Input for this task:

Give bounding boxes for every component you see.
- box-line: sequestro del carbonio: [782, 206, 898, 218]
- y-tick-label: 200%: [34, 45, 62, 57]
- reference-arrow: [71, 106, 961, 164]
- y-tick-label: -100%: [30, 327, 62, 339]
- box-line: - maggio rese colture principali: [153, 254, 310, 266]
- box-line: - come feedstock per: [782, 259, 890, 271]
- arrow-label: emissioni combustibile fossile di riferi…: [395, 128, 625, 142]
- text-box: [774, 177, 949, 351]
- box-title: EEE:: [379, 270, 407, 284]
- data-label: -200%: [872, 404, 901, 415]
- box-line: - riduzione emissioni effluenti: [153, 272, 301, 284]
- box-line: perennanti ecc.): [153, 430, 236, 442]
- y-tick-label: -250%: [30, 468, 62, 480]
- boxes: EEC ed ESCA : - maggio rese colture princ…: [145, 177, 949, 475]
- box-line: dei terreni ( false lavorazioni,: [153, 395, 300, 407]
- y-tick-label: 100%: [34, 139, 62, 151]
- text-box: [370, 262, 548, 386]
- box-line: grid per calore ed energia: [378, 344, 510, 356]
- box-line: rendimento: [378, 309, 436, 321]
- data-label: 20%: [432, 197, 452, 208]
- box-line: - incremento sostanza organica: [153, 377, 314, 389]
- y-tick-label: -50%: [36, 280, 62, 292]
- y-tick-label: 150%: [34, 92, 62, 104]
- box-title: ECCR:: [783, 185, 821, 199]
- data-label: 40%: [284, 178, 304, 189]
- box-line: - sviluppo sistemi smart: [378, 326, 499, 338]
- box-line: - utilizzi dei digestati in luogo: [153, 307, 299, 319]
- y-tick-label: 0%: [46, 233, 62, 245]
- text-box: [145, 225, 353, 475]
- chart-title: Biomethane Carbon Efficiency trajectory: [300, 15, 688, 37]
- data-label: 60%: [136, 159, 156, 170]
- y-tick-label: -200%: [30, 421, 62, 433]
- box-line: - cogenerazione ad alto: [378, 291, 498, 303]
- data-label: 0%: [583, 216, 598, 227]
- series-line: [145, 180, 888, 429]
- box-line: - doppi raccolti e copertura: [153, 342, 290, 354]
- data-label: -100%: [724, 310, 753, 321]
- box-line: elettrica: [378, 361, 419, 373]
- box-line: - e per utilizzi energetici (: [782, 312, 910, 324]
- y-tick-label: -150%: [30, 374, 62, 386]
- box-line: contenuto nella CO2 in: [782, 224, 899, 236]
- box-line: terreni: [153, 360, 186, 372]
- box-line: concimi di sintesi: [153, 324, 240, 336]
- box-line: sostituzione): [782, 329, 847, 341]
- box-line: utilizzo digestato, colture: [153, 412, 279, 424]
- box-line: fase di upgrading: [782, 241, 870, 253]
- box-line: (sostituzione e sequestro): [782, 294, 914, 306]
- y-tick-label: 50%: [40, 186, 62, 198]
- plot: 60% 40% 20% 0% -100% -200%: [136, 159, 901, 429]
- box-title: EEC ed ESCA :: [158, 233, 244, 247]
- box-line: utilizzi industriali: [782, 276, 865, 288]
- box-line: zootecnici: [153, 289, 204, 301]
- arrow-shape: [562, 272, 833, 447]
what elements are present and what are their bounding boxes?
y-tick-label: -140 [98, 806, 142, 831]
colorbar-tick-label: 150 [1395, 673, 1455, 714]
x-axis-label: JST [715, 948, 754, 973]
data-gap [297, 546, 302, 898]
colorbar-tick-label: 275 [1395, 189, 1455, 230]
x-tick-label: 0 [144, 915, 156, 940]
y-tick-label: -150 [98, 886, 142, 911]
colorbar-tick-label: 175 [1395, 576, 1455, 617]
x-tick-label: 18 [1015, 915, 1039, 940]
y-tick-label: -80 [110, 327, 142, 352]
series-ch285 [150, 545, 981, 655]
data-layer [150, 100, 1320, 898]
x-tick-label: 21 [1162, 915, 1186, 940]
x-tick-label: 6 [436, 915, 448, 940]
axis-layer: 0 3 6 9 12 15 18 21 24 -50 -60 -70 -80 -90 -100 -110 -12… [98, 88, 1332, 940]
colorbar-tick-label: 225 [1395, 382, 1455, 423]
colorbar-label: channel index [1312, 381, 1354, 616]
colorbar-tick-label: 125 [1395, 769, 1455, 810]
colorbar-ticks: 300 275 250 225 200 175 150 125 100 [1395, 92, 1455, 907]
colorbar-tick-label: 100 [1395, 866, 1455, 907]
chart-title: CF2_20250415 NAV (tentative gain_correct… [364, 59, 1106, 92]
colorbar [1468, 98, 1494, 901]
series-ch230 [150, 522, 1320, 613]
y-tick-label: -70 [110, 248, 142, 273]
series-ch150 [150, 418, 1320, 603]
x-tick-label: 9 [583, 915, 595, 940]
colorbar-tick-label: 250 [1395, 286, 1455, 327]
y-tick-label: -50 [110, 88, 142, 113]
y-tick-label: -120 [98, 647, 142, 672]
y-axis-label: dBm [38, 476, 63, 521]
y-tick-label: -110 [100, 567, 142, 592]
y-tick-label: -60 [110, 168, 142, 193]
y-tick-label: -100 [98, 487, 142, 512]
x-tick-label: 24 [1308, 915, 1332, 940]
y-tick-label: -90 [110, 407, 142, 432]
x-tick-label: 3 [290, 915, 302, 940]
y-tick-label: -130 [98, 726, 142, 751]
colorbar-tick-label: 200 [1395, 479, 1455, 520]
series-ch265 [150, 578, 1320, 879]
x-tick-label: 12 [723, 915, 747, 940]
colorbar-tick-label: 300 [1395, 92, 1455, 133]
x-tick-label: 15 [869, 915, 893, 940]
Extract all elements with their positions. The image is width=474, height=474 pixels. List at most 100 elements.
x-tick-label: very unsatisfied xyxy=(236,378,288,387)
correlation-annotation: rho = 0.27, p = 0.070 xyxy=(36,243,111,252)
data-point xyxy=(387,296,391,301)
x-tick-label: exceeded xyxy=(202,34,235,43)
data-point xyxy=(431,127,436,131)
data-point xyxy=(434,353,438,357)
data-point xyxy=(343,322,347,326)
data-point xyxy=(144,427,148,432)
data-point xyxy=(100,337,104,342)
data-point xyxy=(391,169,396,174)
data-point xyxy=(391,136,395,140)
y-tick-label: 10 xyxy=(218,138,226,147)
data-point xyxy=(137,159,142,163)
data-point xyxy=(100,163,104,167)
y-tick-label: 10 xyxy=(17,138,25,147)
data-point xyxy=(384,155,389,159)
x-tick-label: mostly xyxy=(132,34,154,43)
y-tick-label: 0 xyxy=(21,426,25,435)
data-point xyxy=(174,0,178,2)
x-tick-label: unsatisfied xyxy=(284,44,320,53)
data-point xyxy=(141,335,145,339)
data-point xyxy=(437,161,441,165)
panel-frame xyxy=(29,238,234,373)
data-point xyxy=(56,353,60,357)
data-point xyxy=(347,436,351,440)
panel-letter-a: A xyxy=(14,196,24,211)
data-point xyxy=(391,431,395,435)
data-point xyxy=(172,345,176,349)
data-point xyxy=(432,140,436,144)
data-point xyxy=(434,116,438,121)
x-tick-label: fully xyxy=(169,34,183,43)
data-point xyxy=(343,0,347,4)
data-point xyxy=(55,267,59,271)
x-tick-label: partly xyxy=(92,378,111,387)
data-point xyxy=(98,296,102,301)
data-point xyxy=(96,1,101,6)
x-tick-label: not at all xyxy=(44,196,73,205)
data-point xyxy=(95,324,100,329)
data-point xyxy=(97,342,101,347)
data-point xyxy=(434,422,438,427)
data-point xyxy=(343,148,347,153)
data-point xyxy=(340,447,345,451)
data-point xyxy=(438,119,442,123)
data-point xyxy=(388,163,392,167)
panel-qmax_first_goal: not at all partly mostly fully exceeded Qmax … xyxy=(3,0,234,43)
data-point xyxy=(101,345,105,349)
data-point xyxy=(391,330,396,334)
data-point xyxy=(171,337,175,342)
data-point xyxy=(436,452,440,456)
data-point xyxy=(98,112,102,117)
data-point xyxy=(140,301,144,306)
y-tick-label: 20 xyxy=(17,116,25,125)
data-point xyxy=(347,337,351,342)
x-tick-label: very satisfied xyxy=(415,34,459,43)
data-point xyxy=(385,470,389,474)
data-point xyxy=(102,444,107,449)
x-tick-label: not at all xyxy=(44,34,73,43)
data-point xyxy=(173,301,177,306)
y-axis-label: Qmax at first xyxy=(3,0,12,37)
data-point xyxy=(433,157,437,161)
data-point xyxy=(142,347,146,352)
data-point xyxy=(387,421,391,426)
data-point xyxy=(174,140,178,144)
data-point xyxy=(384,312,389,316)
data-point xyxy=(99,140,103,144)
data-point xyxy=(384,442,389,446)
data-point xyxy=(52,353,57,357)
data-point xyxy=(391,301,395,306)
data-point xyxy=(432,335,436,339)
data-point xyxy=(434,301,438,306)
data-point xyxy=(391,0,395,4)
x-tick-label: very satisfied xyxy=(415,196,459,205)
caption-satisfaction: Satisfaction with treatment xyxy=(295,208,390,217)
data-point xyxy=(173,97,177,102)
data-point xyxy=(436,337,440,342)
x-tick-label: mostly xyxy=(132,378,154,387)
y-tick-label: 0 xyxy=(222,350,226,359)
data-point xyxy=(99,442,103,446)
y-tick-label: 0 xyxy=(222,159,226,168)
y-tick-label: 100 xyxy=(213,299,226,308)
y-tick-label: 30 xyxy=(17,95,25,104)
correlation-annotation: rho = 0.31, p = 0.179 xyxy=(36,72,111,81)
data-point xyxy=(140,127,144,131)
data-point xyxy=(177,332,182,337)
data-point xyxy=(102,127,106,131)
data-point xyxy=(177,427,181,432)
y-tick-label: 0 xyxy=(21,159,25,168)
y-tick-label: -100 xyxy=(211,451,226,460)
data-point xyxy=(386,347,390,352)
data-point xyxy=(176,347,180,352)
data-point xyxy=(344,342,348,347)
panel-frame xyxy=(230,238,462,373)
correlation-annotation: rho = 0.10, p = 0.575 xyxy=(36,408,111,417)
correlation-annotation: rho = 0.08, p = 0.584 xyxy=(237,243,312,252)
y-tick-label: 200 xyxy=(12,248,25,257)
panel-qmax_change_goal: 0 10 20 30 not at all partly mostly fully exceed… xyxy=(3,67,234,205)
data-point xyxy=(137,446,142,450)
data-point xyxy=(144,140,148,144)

Set task: Retype the entries above, from the first line through the line that contains "- box-line: - e", with both ends included and every character unchanged.

Reply to the task:
Give bounding boxes for every component you see.
- box-line: sequestro del carbonio: [782, 206, 898, 218]
- y-tick-label: 200%: [34, 45, 62, 57]
- reference-arrow: [71, 106, 961, 164]
- y-tick-label: -100%: [30, 327, 62, 339]
- box-line: - maggio rese colture principali: [153, 254, 310, 266]
- box-line: - come feedstock per: [782, 259, 890, 271]
- arrow-label: emissioni combustibile fossile di riferi…: [395, 128, 625, 142]
- text-box: [774, 177, 949, 351]
- box-title: EEE:: [379, 270, 407, 284]
- data-label: -200%: [872, 404, 901, 415]
- box-line: - riduzione emissioni effluenti: [153, 272, 301, 284]
- box-line: perennanti ecc.): [153, 430, 236, 442]
- y-tick-label: -250%: [30, 468, 62, 480]
- boxes: EEC ed ESCA : - maggio rese colture princ…: [145, 177, 949, 475]
- box-line: dei terreni ( false lavorazioni,: [153, 395, 300, 407]
- y-tick-label: 100%: [34, 139, 62, 151]
- text-box: [370, 262, 548, 386]
- box-line: grid per calore ed energia: [378, 344, 510, 356]
- box-line: rendimento: [378, 309, 436, 321]
- data-label: 20%: [432, 197, 452, 208]
- box-line: - incremento sostanza organica: [153, 377, 314, 389]
- y-tick-label: -50%: [36, 280, 62, 292]
- y-tick-label: 150%: [34, 92, 62, 104]
- box-title: ECCR:: [783, 185, 821, 199]
- data-label: 40%: [284, 178, 304, 189]
- box-line: - sviluppo sistemi smart: [378, 326, 499, 338]
- box-line: - utilizzi dei digestati in luogo: [153, 307, 299, 319]
- y-tick-label: 0%: [46, 233, 62, 245]
- text-box: [145, 225, 353, 475]
- chart-title: Biomethane Carbon Efficiency trajectory: [300, 15, 688, 37]
- data-label: 60%: [136, 159, 156, 170]
- y-tick-label: -200%: [30, 421, 62, 433]
- box-line: - cogenerazione ad alto: [378, 291, 498, 303]
- data-label: 0%: [583, 216, 598, 227]
- series-line: [145, 180, 888, 429]
- box-line: - doppi raccolti e copertura: [153, 342, 290, 354]
- data-label: -100%: [724, 310, 753, 321]
- box-line: elettrica: [378, 361, 419, 373]
- box-line: - e per utilizzi energetici (: [782, 312, 910, 324]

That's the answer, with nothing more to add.